Abstract:
A means for mitigating or precluding formation of ice in water stored in large storage tanks generates large mixing bubbles toward the bottom of the tank, causing mixing of thermally stratified layers of water in the tank through turbulence created as the bubbles rise through the tank. Incipient stratification of water along thermoclines is detected and the mixer is engaged only when temperatures of portions of stratified water in the tank approach freezing.

Description:
CROSS REFERENCE TO RELATED APPLICATION 
     This application claims priority from U.S. provisional application Ser. No. 61/127,376, filed May 12, 2008, entitled WATER SUPPLY MIXING PROCESS. 
    
    
     BACKGROUND OF THE INVENTION 
     1. Field of the Invention 
     This invention relates to methods and apparatus to mix thermally stratified potable water supplies to prevent freezing. 
     2. Description of the Related Art 
     When a large capacity tank is underutilized, differential thermal conditions in the tank can cause the contents to stratify in thermoclines, where warmer layers of water meet cooler layers. If, as is often the case, a tank with stratified contents is both filled and emptied from a limited portion of the tank, water supplied by the tank will be from recently filled, fresher strata, while the remaining strata in the tank may age, unused and relatively undisturbed. For non-insulated or under-insulated tanks in colder regions during winter months, the aging, unused strata of water in such tanks may lose sufficient heat to freeze. When ice forms in a water storage tank, the effective liquid capacity of the tank is reduced by the volume of ice in the tank. If a sufficient volume of ice is formed, the effective liquid capacity of the tank may be reduced by such an amount that it is not sufficient for water supply needs. 
     Managers of water supply systems, such as municipalities, have employed various means to minimize formation of ice in water supply tanks, with varying degrees of success. In some systems, heating is used to prevent ice formation. In some such systems, water is heated. In some cases, liquid water from the tank is pumped and circulated through a heat exchanger to raise its temperature. In other cases, at least some of inflowing water is heated during filling of the tank. In yet other cases, steam is injected into the liquid water in the tank to raise its overall temperature. Such water tank heating systems are expensive and require considerable maintenance. 
     In other systems, small sparging bubbles are provided to water in lower portions of the tank, exchanging heat from the air trapped in the bubbles to the water surrounding them as the bubbles rise through the tank. If the air provided to form the bubbles is significantly warmer than the water through which the bubbles pass, and if a sufficient quantity of air is bubbled through the tank, such sparging can elevate the temperature of some of the liquid water and somewhat reduce ice formation. Because the heat capacity of air is relatively small, however, to be effective such systems must provide a very large volume of sparging bubbles and, preferably, the air forming the bubbles must be heated to a considerably high temperature. For tanks with significant ice formation tendencies, such systems are either ineffective or very expensive.

______________________________

Objective » Reproduce verbatim the passage of the tank-mixing text that opens with the words "In other systems, small" and closes with "or very expensive.". The lines after this point are separate material, not part of the tank-mixing text.

Entries »
______________________________

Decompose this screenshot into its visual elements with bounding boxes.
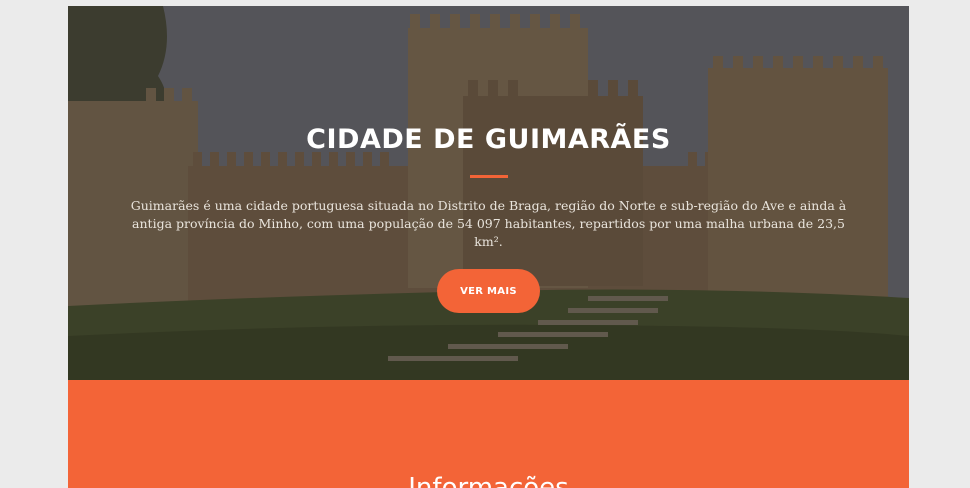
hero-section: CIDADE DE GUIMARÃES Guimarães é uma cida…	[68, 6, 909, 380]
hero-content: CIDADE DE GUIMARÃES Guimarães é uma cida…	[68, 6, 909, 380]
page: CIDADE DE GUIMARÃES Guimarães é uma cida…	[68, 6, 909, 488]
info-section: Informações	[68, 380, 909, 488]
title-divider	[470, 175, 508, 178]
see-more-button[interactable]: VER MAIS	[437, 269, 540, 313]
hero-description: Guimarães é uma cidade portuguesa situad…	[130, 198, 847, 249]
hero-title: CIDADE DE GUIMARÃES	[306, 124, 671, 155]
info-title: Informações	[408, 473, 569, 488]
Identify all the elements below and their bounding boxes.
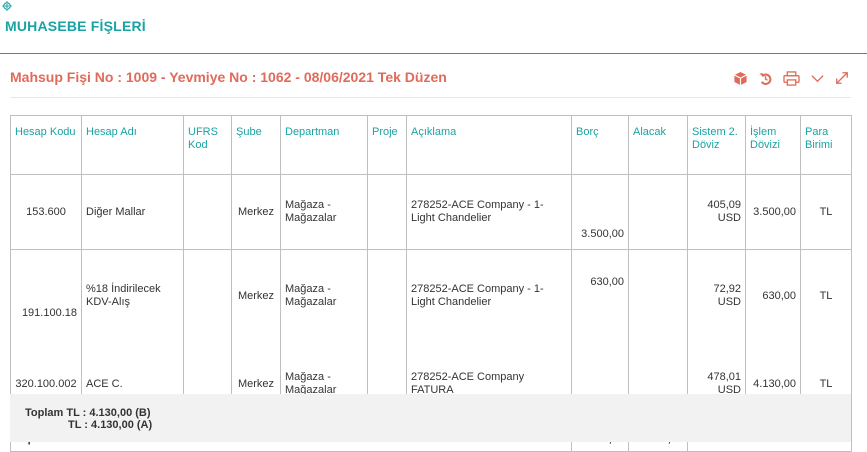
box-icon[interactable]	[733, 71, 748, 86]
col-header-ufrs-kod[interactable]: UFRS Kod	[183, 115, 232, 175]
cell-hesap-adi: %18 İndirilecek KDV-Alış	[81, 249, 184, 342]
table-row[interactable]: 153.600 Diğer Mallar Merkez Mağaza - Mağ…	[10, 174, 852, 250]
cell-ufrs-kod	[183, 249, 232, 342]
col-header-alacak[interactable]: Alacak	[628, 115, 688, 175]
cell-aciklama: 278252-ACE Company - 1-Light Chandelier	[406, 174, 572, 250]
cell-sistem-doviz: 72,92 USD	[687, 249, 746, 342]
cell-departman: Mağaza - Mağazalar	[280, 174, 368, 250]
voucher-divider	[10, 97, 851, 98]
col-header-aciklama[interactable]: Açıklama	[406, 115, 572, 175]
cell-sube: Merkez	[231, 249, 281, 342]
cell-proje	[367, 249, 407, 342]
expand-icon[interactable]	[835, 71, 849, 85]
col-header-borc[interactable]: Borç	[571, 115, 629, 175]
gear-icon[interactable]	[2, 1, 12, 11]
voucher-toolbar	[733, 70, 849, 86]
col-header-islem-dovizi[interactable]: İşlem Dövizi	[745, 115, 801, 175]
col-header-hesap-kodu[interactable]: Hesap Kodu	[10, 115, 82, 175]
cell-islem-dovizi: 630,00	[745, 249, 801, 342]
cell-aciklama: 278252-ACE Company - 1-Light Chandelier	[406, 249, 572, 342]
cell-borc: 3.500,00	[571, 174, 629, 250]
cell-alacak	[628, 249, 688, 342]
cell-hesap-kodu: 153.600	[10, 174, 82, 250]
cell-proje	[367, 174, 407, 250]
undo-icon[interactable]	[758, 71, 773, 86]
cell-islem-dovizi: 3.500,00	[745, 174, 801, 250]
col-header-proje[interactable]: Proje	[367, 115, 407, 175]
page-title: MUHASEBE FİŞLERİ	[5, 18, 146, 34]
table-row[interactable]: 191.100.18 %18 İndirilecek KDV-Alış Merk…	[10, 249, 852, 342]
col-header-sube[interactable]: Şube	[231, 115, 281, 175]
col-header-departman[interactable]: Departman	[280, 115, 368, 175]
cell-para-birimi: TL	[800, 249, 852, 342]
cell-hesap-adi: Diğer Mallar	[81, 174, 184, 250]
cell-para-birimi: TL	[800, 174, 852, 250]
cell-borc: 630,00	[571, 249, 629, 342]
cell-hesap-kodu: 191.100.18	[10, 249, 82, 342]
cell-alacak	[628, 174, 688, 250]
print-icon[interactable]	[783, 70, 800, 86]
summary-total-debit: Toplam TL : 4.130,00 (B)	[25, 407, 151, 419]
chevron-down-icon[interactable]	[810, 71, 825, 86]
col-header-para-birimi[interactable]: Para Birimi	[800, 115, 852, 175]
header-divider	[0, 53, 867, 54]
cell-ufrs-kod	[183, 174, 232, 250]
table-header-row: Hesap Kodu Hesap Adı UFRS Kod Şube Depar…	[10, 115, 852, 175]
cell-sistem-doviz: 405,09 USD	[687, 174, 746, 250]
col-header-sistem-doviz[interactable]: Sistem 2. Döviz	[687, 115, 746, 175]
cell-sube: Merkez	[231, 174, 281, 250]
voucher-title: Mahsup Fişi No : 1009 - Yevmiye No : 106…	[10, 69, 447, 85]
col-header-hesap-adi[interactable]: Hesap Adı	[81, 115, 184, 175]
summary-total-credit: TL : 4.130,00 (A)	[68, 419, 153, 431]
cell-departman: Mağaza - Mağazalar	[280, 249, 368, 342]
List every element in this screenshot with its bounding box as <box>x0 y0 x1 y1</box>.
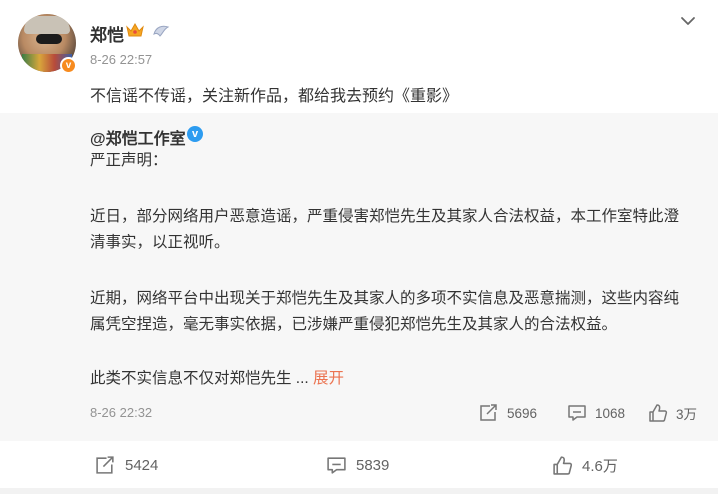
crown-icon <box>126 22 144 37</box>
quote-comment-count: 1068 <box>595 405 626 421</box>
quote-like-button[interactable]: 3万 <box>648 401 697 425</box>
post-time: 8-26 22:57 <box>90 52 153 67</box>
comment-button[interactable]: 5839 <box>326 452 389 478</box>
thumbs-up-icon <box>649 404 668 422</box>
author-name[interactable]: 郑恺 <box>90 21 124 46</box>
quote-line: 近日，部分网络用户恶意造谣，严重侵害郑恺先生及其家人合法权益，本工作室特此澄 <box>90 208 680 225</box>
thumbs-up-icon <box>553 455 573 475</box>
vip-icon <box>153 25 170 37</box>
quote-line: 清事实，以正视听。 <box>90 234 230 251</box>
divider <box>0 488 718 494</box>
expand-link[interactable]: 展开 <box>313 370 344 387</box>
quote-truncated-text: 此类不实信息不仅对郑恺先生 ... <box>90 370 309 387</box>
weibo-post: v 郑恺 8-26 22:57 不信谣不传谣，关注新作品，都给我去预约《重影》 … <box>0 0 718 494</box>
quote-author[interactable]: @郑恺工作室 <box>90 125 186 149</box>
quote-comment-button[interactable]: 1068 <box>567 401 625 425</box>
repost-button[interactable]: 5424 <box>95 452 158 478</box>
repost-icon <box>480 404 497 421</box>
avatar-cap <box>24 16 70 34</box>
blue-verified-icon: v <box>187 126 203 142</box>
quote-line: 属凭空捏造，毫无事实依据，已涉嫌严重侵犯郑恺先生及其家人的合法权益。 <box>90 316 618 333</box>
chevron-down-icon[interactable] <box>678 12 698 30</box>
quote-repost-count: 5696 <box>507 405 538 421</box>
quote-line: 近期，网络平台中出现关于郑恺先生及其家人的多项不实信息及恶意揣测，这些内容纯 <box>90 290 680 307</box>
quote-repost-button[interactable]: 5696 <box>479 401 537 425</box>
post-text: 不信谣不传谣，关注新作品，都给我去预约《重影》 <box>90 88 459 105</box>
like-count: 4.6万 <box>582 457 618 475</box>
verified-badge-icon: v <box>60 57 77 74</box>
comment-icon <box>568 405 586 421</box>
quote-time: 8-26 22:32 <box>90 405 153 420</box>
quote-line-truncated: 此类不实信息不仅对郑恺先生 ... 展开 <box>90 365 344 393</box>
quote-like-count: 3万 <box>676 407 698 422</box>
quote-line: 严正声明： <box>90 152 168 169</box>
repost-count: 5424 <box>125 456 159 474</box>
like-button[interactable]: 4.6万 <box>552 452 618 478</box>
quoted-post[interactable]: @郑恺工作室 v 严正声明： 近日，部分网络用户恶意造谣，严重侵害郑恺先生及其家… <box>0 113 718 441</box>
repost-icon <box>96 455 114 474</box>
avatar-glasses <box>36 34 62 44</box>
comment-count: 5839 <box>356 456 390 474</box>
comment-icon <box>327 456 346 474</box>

______________________________

Result »
In other systems, small sparging bubbles are provided to water in lower portions of the tank, exchanging heat from the air trapped in the bubbles to the water surrounding them as the bubbles rise through the tank. If the air provided to form the bubbles is significantly warmer than the water through which the bubbles pass, and if a sufficient quantity of air is bubbled through the tank, such sparging can elevate the temperature of some of the liquid water and somewhat reduce ice formation. Because the heat capacity of air is relatively small, however, to be effective such systems must provide a very large volume of sparging bubbles and, preferably, the air forming the bubbles must be heated to a considerably high temperature. For tanks with significant ice formation tendencies, such systems are either ineffective or very expensive.